## TASK TO CARRY OUT
Every record below should be written out exactly; pictures stay out.

## DATA SUPPLIED

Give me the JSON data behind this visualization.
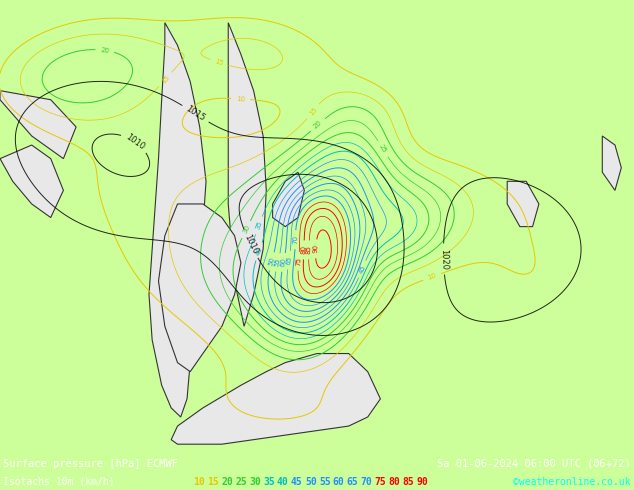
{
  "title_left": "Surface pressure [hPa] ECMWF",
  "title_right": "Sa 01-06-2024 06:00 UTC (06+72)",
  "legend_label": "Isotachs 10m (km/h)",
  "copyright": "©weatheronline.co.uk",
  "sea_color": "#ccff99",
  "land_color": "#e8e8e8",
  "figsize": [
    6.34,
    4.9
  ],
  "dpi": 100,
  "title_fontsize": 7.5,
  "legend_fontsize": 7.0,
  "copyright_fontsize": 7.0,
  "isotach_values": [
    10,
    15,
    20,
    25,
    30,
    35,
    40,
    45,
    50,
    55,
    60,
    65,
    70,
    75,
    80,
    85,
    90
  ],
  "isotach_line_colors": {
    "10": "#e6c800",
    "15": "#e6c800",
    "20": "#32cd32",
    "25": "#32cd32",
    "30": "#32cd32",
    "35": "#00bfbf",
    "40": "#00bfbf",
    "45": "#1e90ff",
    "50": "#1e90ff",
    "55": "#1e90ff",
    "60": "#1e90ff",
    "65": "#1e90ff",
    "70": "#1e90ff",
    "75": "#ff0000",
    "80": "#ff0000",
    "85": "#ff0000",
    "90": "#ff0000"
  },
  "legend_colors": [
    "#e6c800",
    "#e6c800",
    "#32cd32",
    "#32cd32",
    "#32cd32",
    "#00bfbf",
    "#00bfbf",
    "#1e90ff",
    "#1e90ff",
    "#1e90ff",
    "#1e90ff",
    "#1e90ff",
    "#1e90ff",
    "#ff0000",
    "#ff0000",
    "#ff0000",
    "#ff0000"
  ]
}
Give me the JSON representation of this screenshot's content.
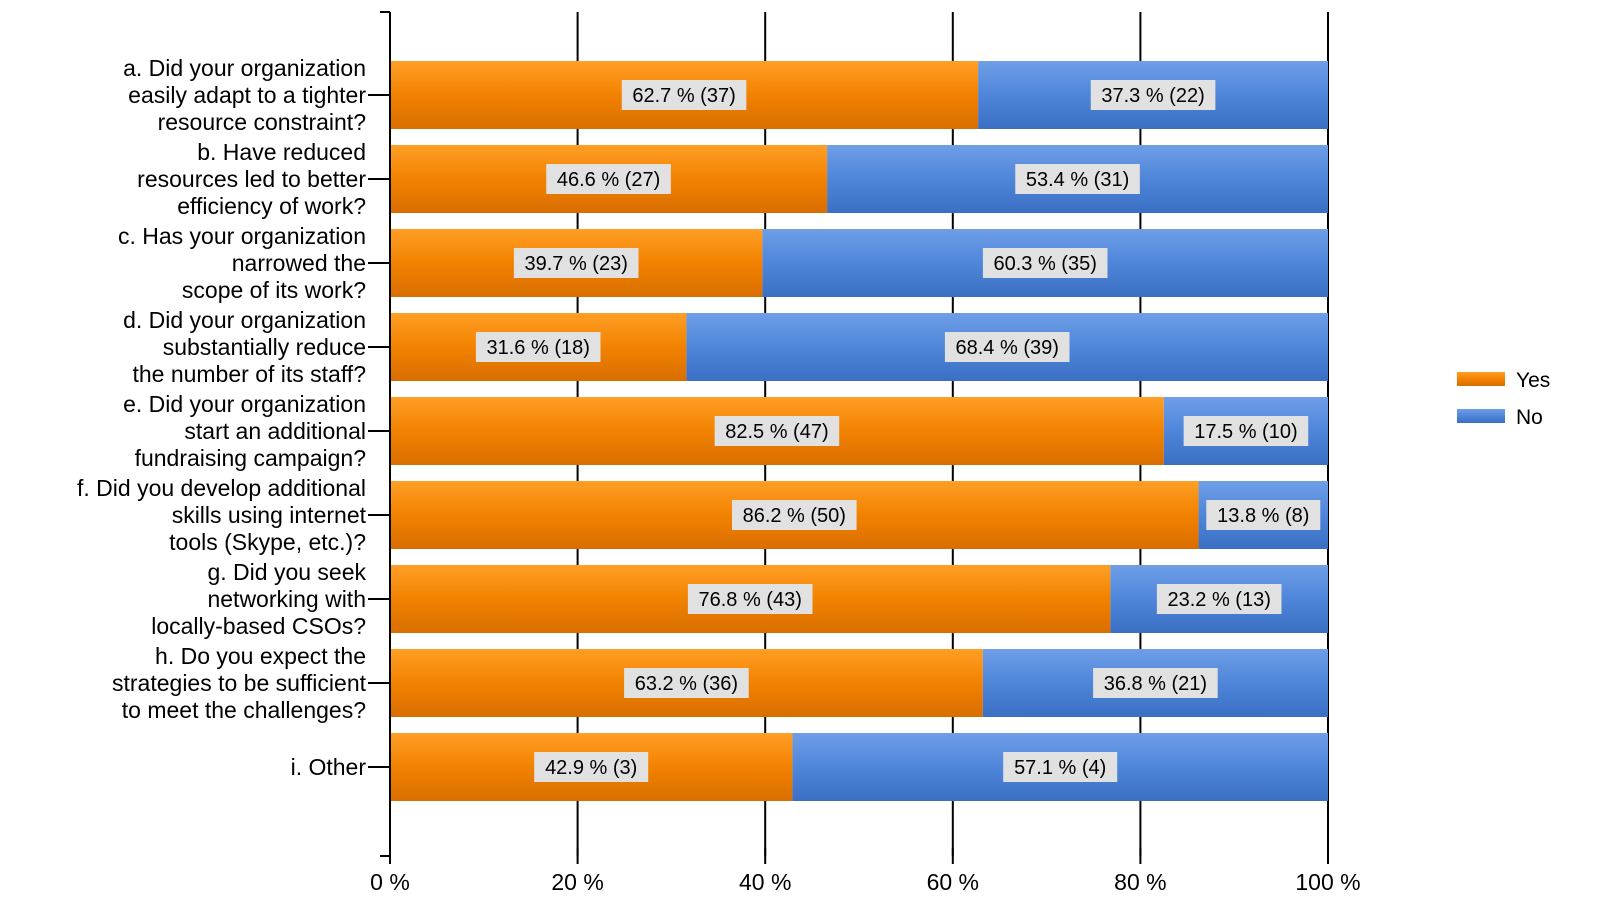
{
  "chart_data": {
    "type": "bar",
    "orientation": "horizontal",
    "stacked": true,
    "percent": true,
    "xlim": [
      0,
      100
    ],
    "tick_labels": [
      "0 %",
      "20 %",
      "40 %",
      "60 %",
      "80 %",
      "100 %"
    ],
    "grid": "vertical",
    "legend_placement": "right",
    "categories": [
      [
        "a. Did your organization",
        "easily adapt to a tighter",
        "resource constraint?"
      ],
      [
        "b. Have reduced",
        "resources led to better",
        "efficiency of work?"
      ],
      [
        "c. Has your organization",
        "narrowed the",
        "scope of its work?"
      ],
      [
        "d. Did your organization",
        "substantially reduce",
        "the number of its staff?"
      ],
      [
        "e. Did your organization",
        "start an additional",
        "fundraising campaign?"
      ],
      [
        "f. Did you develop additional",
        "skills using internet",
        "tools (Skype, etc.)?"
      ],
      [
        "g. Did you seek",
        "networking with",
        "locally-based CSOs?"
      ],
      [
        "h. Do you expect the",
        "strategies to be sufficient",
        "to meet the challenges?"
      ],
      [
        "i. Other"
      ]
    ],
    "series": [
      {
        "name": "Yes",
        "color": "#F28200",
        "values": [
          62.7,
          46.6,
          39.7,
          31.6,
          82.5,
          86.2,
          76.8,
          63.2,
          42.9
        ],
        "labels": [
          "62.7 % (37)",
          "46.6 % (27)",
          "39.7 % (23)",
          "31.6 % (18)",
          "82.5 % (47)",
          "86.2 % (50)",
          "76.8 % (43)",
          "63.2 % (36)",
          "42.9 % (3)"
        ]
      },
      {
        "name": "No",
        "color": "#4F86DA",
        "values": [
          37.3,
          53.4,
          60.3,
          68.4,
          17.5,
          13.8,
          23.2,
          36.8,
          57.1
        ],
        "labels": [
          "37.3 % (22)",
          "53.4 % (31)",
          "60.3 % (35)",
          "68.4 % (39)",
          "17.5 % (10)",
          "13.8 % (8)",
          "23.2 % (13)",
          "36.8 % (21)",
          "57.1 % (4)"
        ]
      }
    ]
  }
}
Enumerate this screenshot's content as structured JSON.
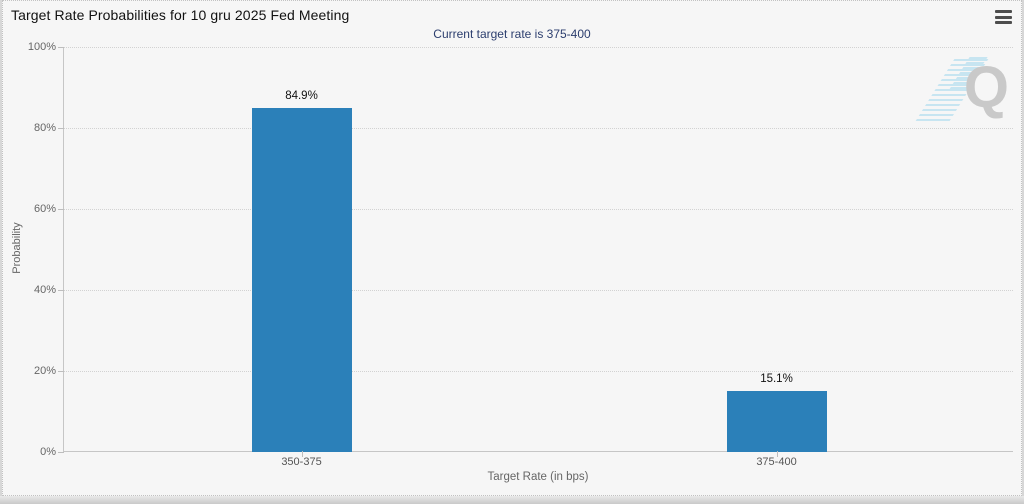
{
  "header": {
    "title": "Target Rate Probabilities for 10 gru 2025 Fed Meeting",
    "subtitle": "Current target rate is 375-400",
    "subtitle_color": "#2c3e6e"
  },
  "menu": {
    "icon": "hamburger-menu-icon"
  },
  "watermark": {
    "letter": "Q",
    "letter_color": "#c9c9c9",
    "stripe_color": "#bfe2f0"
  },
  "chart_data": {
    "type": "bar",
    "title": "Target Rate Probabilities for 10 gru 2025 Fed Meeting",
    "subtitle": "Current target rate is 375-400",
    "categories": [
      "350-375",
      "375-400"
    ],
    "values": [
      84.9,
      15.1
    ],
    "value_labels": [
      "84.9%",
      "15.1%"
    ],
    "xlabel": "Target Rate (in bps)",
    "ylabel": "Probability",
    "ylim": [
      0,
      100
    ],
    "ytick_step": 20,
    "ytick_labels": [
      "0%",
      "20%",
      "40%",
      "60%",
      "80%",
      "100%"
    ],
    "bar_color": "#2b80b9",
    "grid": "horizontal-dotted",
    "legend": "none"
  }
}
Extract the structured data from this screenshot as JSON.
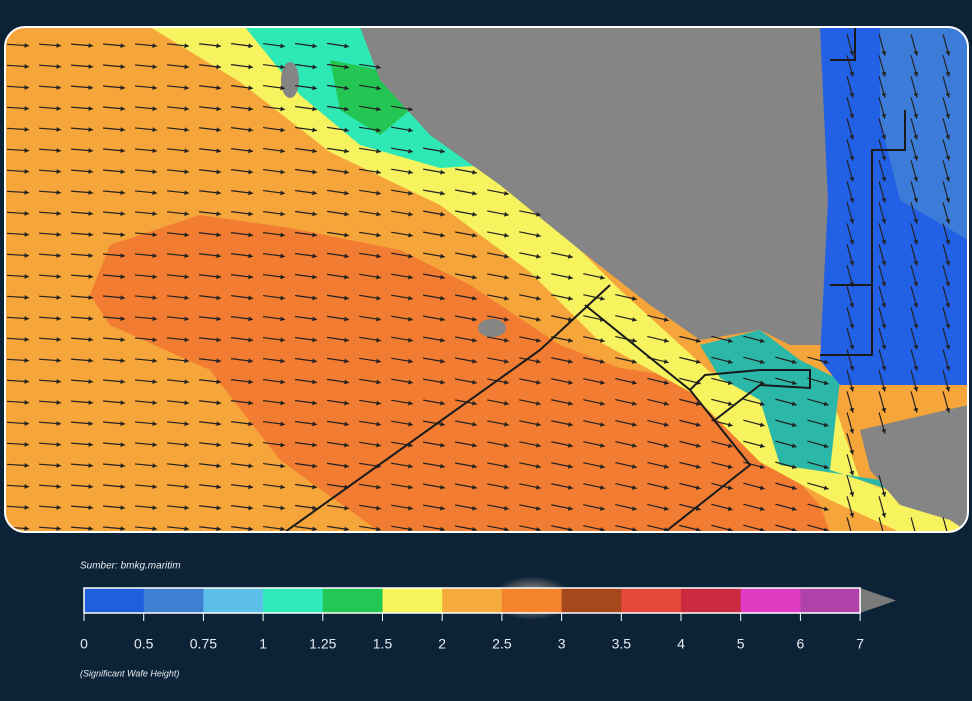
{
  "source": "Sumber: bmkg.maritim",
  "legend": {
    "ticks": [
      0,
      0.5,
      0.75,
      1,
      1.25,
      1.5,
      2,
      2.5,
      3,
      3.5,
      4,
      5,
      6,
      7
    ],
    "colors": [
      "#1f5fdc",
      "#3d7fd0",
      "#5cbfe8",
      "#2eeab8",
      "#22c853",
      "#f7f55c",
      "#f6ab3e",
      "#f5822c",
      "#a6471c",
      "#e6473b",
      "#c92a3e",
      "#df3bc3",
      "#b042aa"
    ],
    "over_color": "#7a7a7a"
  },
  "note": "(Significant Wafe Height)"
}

## RESULT BELOW
Give me the JSON data behind this visualization.
{
  "title_left": "Surface pressure [hPa] ECMWF",
  "title_right": "Sa 01-06-2024 06:00 UTC (06+72)",
  "legend_label": "Isotachs 10m (km/h)",
  "copyright": "©weatheronline.co.uk",
  "sea_color": "#ccff99",
  "land_color": "#e8e8e8",
  "figsize": [
    6.34,
    4.9
  ],
  "dpi": 100,
  "title_fontsize": 7.5,
  "legend_fontsize": 7.0,
  "copyright_fontsize": 7.0,
  "isotach_values": [
    10,
    15,
    20,
    25,
    30,
    35,
    40,
    45,
    50,
    55,
    60,
    65,
    70,
    75,
    80,
    85,
    90
  ],
  "isotach_line_colors": {
    "10": "#e6c800",
    "15": "#e6c800",
    "20": "#32cd32",
    "25": "#32cd32",
    "30": "#32cd32",
    "35": "#00bfbf",
    "40": "#00bfbf",
    "45": "#1e90ff",
    "50": "#1e90ff",
    "55": "#1e90ff",
    "60": "#1e90ff",
    "65": "#1e90ff",
    "70": "#1e90ff",
    "75": "#ff0000",
    "80": "#ff0000",
    "85": "#ff0000",
    "90": "#ff0000"
  },
  "legend_colors": [
    "#e6c800",
    "#e6c800",
    "#32cd32",
    "#32cd32",
    "#32cd32",
    "#00bfbf",
    "#00bfbf",
    "#1e90ff",
    "#1e90ff",
    "#1e90ff",
    "#1e90ff",
    "#1e90ff",
    "#1e90ff",
    "#ff0000",
    "#ff0000",
    "#ff0000",
    "#ff0000"
  ]
}
Give me the JSON representation of this screenshot's content.
{
  "chart_data": {
    "type": "bar",
    "orientation": "horizontal",
    "stacked": true,
    "percent": true,
    "xlim": [
      0,
      100
    ],
    "tick_labels": [
      "0 %",
      "20 %",
      "40 %",
      "60 %",
      "80 %",
      "100 %"
    ],
    "grid": "vertical",
    "legend_placement": "right",
    "categories": [
      [
        "a. Did your organization",
        "easily adapt to a tighter",
        "resource constraint?"
      ],
      [
        "b. Have reduced",
        "resources led to better",
        "efficiency of work?"
      ],
      [
        "c. Has your organization",
        "narrowed the",
        "scope of its work?"
      ],
      [
        "d. Did your organization",
        "substantially reduce",
        "the number of its staff?"
      ],
      [
        "e. Did your organization",
        "start an additional",
        "fundraising campaign?"
      ],
      [
        "f. Did you develop additional",
        "skills using internet",
        "tools (Skype, etc.)?"
      ],
      [
        "g. Did you seek",
        "networking with",
        "locally-based CSOs?"
      ],
      [
        "h. Do you expect the",
        "strategies to be sufficient",
        "to meet the challenges?"
      ],
      [
        "i. Other"
      ]
    ],
    "series": [
      {
        "name": "Yes",
        "color": "#F28200",
        "values": [
          62.7,
          46.6,
          39.7,
          31.6,
          82.5,
          86.2,
          76.8,
          63.2,
          42.9
        ],
        "labels": [
          "62.7 % (37)",
          "46.6 % (27)",
          "39.7 % (23)",
          "31.6 % (18)",
          "82.5 % (47)",
          "86.2 % (50)",
          "76.8 % (43)",
          "63.2 % (36)",
          "42.9 % (3)"
        ]
      },
      {
        "name": "No",
        "color": "#4F86DA",
        "values": [
          37.3,
          53.4,
          60.3,
          68.4,
          17.5,
          13.8,
          23.2,
          36.8,
          57.1
        ],
        "labels": [
          "37.3 % (22)",
          "53.4 % (31)",
          "60.3 % (35)",
          "68.4 % (39)",
          "17.5 % (10)",
          "13.8 % (8)",
          "23.2 % (13)",
          "36.8 % (21)",
          "57.1 % (4)"
        ]
      }
    ]
  }
}
Enumerate this screenshot's content as structured JSON.
{
  "header": {
    "title": "Target Rate Probabilities for 10 gru 2025 Fed Meeting",
    "subtitle": "Current target rate is 375-400",
    "subtitle_color": "#2c3e6e"
  },
  "menu": {
    "icon": "hamburger-menu-icon"
  },
  "watermark": {
    "letter": "Q",
    "letter_color": "#c9c9c9",
    "stripe_color": "#bfe2f0"
  },
  "chart_data": {
    "type": "bar",
    "title": "Target Rate Probabilities for 10 gru 2025 Fed Meeting",
    "subtitle": "Current target rate is 375-400",
    "categories": [
      "350-375",
      "375-400"
    ],
    "values": [
      84.9,
      15.1
    ],
    "value_labels": [
      "84.9%",
      "15.1%"
    ],
    "xlabel": "Target Rate (in bps)",
    "ylabel": "Probability",
    "ylim": [
      0,
      100
    ],
    "ytick_step": 20,
    "ytick_labels": [
      "0%",
      "20%",
      "40%",
      "60%",
      "80%",
      "100%"
    ],
    "bar_color": "#2b80b9",
    "grid": "horizontal-dotted",
    "legend": "none"
  }
}
Extract the structured data from this screenshot as JSON.
{
  "source": "Sumber: bmkg.maritim",
  "legend": {
    "ticks": [
      0,
      0.5,
      0.75,
      1,
      1.25,
      1.5,
      2,
      2.5,
      3,
      3.5,
      4,
      5,
      6,
      7
    ],
    "colors": [
      "#1f5fdc",
      "#3d7fd0",
      "#5cbfe8",
      "#2eeab8",
      "#22c853",
      "#f7f55c",
      "#f6ab3e",
      "#f5822c",
      "#a6471c",
      "#e6473b",
      "#c92a3e",
      "#df3bc3",
      "#b042aa"
    ],
    "over_color": "#7a7a7a"
  },
  "note": "(Significant Wafe Height)"
}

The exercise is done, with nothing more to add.